**Entries provided**
>>>>

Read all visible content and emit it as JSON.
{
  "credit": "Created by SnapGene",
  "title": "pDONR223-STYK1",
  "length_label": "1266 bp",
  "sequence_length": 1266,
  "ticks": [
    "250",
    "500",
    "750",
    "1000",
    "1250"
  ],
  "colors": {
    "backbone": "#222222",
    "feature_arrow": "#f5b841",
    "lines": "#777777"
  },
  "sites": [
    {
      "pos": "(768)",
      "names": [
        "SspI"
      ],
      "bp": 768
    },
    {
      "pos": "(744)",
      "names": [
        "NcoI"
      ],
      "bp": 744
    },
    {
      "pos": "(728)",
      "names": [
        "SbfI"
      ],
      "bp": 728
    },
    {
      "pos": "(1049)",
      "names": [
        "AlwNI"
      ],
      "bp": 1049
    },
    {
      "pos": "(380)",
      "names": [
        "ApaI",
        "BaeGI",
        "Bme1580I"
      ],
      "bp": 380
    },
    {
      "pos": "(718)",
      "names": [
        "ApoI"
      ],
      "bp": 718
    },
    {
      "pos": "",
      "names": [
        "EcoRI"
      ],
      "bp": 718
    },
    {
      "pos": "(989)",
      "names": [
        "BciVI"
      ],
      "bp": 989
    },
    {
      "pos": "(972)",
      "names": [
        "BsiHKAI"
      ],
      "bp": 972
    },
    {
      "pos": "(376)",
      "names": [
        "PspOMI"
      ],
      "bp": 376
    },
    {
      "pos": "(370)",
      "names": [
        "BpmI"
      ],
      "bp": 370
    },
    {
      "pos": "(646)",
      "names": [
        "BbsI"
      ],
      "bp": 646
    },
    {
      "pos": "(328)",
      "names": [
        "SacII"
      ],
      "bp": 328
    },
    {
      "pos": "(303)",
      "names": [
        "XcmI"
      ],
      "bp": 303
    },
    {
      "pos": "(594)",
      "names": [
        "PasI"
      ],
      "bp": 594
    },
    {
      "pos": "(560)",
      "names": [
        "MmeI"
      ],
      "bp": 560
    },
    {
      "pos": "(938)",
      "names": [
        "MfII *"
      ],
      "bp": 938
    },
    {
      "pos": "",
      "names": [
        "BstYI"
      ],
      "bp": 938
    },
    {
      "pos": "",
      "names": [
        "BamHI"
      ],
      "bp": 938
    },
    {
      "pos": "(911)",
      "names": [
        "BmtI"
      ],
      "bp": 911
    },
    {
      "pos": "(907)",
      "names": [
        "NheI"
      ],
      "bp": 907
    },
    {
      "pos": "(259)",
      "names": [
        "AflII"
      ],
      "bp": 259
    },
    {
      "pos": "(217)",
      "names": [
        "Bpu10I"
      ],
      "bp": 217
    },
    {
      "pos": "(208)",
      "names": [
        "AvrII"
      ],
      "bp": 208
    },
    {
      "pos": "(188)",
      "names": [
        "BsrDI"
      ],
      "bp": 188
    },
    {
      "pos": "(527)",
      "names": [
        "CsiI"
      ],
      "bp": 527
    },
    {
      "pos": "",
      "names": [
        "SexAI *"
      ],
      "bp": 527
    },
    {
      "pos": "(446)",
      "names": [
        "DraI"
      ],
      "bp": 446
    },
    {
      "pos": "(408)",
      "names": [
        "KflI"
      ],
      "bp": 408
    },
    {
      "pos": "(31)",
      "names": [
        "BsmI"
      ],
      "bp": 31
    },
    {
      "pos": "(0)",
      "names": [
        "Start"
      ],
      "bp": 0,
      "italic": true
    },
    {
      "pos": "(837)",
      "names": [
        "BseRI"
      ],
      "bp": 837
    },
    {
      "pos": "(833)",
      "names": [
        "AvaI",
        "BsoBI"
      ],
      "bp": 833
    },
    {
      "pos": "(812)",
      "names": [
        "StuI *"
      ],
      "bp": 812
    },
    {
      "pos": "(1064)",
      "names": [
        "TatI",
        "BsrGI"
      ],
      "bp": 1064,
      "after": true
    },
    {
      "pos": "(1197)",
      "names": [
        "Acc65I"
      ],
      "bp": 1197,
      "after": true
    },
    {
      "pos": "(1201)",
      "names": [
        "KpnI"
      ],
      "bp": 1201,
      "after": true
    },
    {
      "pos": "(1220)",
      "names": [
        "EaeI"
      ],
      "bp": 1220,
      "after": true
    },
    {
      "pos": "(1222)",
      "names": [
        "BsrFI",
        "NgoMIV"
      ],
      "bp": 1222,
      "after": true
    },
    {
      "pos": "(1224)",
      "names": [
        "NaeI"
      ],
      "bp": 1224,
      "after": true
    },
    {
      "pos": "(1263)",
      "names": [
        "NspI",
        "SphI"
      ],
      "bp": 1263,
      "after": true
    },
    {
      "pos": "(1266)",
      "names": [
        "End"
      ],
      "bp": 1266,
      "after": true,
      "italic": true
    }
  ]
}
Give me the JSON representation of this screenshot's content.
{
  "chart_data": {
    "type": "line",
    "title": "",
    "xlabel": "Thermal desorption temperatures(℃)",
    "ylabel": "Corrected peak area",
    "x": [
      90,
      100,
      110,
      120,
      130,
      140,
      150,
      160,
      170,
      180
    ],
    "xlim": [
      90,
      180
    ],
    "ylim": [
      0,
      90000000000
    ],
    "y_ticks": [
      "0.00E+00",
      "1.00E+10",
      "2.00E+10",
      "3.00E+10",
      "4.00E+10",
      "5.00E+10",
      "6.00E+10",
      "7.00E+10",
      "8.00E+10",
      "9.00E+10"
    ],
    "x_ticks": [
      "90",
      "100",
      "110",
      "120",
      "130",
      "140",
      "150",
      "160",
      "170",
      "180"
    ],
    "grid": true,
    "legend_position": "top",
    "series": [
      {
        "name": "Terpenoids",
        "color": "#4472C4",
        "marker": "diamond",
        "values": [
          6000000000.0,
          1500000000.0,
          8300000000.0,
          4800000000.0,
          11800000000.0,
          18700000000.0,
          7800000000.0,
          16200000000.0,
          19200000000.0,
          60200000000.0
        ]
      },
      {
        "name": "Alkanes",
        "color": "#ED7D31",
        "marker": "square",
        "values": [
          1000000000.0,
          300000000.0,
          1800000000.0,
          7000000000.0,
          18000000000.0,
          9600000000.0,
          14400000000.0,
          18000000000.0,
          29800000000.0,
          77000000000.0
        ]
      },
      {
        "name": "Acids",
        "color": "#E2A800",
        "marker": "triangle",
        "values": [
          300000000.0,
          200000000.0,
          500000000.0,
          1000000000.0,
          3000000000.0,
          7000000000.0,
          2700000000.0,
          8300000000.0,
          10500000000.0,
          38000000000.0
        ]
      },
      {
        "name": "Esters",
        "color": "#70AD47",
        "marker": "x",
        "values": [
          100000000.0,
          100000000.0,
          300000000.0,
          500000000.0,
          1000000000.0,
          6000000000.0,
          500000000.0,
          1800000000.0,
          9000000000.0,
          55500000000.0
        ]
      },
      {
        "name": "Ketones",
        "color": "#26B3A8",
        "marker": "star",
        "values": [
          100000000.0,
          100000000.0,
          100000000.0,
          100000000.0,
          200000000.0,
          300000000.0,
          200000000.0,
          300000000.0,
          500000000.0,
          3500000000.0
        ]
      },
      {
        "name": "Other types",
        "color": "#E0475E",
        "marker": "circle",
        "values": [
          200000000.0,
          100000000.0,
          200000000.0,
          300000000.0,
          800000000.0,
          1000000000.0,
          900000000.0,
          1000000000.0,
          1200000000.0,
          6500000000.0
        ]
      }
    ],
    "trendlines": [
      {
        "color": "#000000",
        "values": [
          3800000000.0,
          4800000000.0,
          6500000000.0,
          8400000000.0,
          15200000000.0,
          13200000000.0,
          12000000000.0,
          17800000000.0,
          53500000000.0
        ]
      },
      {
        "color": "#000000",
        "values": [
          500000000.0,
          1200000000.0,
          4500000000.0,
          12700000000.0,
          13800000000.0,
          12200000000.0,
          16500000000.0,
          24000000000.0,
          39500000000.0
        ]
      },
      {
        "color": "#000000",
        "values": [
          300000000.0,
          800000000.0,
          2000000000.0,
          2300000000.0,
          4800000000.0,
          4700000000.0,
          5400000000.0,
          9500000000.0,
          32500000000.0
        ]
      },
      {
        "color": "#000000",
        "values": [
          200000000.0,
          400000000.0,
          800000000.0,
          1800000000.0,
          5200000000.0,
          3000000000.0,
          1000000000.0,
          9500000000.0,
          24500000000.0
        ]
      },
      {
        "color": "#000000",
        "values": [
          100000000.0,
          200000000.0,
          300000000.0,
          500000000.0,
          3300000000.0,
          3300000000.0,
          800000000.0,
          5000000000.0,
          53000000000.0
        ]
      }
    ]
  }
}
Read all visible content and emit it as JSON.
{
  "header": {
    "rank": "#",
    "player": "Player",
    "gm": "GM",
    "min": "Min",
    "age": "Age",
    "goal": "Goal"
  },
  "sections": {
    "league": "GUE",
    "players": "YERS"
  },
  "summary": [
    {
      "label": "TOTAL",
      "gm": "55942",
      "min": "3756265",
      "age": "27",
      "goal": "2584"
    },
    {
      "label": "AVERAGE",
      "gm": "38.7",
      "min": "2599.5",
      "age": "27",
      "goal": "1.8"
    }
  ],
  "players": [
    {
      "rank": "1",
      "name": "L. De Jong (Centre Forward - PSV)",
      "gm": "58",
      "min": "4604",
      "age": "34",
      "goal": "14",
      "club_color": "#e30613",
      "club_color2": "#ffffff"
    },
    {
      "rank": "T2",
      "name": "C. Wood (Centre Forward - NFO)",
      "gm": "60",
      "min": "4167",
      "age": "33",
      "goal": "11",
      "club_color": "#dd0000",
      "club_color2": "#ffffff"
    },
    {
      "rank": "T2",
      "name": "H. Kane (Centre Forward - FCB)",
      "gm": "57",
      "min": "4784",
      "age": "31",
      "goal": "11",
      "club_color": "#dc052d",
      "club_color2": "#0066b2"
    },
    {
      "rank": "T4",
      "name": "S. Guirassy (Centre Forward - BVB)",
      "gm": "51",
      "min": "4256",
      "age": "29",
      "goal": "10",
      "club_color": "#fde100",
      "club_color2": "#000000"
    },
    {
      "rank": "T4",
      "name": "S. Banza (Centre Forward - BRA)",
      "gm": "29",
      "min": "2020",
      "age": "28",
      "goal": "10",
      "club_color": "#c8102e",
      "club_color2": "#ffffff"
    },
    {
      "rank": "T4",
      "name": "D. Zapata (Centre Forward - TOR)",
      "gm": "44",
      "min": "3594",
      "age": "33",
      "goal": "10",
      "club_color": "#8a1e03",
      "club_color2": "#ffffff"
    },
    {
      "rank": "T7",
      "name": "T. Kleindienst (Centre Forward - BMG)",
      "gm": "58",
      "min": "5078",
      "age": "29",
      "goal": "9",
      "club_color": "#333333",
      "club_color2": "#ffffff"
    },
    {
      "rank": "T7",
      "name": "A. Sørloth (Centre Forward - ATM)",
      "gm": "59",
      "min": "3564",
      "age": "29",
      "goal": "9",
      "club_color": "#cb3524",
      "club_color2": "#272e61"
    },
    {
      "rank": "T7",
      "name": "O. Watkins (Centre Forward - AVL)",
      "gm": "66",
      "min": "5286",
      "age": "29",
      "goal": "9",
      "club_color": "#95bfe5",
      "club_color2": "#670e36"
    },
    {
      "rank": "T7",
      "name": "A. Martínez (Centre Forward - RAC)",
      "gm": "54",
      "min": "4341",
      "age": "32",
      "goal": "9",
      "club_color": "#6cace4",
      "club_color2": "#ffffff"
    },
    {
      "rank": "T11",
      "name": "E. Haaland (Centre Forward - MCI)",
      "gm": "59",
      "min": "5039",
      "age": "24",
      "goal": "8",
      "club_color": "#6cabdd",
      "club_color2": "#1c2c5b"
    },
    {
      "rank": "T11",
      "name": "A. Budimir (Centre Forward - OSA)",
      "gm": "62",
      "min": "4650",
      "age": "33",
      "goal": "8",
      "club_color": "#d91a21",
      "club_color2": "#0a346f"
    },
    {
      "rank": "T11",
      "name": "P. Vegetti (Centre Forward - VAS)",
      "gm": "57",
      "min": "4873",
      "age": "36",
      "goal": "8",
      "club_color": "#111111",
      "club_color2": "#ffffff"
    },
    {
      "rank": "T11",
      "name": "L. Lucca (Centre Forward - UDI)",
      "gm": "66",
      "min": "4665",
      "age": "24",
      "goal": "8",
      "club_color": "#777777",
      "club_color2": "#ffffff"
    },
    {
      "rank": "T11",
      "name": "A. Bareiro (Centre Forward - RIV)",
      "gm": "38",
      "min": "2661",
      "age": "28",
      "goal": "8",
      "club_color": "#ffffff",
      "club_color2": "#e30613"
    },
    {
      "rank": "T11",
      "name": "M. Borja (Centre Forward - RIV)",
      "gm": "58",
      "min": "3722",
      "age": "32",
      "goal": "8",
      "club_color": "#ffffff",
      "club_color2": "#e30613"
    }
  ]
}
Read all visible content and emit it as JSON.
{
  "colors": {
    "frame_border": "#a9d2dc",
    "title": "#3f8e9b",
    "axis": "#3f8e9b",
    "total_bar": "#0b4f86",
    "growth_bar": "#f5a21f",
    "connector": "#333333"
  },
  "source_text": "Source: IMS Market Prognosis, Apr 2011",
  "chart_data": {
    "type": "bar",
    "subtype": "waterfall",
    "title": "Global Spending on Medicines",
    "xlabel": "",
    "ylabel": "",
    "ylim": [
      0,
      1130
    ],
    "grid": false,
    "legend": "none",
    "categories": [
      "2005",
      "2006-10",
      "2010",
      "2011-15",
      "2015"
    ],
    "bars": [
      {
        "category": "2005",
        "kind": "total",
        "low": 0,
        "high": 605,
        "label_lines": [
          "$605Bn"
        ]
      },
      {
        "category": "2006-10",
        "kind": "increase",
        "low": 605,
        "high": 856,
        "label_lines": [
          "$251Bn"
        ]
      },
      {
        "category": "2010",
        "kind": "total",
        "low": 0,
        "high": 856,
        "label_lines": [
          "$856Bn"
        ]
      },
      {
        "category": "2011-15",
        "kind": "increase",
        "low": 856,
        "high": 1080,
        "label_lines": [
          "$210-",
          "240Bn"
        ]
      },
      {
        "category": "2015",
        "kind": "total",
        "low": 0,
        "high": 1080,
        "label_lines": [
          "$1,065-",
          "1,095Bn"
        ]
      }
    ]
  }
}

<<<<

**Direction**
Pick out and copy the lines of the material that include the word "category".

**Response**
        "category": "2005",
        "category": "2006-10",
        "category": "2010",
        "category": "2011-15",
        "category": "2015",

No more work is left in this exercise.